→ **Extracted records**:
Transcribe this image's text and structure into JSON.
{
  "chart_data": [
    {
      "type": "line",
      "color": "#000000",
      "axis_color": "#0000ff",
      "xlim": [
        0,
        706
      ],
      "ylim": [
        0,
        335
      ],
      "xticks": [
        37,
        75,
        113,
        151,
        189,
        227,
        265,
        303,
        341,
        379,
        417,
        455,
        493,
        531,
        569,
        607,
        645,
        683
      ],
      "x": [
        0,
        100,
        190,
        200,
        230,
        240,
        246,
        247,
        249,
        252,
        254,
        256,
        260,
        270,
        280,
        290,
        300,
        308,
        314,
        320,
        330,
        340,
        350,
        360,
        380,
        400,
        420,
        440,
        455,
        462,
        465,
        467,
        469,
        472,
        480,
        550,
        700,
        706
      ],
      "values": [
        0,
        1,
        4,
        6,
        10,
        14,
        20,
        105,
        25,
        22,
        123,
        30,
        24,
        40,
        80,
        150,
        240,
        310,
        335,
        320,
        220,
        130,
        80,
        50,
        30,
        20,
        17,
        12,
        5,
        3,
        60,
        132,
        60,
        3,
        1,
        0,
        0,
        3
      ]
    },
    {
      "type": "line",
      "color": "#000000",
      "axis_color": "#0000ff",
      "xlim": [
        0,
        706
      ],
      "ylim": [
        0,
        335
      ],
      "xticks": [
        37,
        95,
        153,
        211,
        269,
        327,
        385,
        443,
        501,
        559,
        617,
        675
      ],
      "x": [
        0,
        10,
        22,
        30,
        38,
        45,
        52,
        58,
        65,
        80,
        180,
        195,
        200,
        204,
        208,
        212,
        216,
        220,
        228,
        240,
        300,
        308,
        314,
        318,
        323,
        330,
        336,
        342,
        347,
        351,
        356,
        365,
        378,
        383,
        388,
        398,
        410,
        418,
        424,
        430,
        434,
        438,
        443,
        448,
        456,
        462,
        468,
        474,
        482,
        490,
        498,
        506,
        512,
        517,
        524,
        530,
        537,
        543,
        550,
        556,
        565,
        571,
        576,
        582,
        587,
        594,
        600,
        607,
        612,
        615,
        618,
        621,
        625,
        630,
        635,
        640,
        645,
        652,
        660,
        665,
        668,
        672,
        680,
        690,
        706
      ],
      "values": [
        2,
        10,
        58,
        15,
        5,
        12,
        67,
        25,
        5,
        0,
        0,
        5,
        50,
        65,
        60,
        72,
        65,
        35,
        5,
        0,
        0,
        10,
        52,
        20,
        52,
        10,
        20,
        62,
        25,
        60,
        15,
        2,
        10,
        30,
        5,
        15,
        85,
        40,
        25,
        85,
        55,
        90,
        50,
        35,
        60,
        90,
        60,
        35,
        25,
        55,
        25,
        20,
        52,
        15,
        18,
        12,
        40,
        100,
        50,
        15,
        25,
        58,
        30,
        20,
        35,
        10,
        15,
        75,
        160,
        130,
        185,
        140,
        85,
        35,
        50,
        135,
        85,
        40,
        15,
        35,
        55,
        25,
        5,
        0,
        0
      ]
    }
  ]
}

→ **What to produce**:
Write out the whole listing again. Match it word for word.

→ **Response to the task**:
Transcribe this image's text and structure into JSON.
{
  "chart_data": [
    {
      "type": "line",
      "color": "#000000",
      "axis_color": "#0000ff",
      "xlim": [
        0,
        706
      ],
      "ylim": [
        0,
        335
      ],
      "xticks": [
        37,
        75,
        113,
        151,
        189,
        227,
        265,
        303,
        341,
        379,
        417,
        455,
        493,
        531,
        569,
        607,
        645,
        683
      ],
      "x": [
        0,
        100,
        190,
        200,
        230,
        240,
        246,
        247,
        249,
        252,
        254,
        256,
        260,
        270,
        280,
        290,
        300,
        308,
        314,
        320,
        330,
        340,
        350,
        360,
        380,
        400,
        420,
        440,
        455,
        462,
        465,
        467,
        469,
        472,
        480,
        550,
        700,
        706
      ],
      "values": [
        0,
        1,
        4,
        6,
        10,
        14,
        20,
        105,
        25,
        22,
        123,
        30,
        24,
        40,
        80,
        150,
        240,
        310,
        335,
        320,
        220,
        130,
        80,
        50,
        30,
        20,
        17,
        12,
        5,
        3,
        60,
        132,
        60,
        3,
        1,
        0,
        0,
        3
      ]
    },
    {
      "type": "line",
      "color": "#000000",
      "axis_color": "#0000ff",
      "xlim": [
        0,
        706
      ],
      "ylim": [
        0,
        335
      ],
      "xticks": [
        37,
        95,
        153,
        211,
        269,
        327,
        385,
        443,
        501,
        559,
        617,
        675
      ],
      "x": [
        0,
        10,
        22,
        30,
        38,
        45,
        52,
        58,
        65,
        80,
        180,
        195,
        200,
        204,
        208,
        212,
        216,
        220,
        228,
        240,
        300,
        308,
        314,
        318,
        323,
        330,
        336,
        342,
        347,
        351,
        356,
        365,
        378,
        383,
        388,
        398,
        410,
        418,
        424,
        430,
        434,
        438,
        443,
        448,
        456,
        462,
        468,
        474,
        482,
        490,
        498,
        506,
        512,
        517,
        524,
        530,
        537,
        543,
        550,
        556,
        565,
        571,
        576,
        582,
        587,
        594,
        600,
        607,
        612,
        615,
        618,
        621,
        625,
        630,
        635,
        640,
        645,
        652,
        660,
        665,
        668,
        672,
        680,
        690,
        706
      ],
      "values": [
        2,
        10,
        58,
        15,
        5,
        12,
        67,
        25,
        5,
        0,
        0,
        5,
        50,
        65,
        60,
        72,
        65,
        35,
        5,
        0,
        0,
        10,
        52,
        20,
        52,
        10,
        20,
        62,
        25,
        60,
        15,
        2,
        10,
        30,
        5,
        15,
        85,
        40,
        25,
        85,
        55,
        90,
        50,
        35,
        60,
        90,
        60,
        35,
        25,
        55,
        25,
        20,
        52,
        15,
        18,
        12,
        40,
        100,
        50,
        15,
        25,
        58,
        30,
        20,
        35,
        10,
        15,
        75,
        160,
        130,
        185,
        140,
        85,
        35,
        50,
        135,
        85,
        40,
        15,
        35,
        55,
        25,
        5,
        0,
        0
      ]
    }
  ]
}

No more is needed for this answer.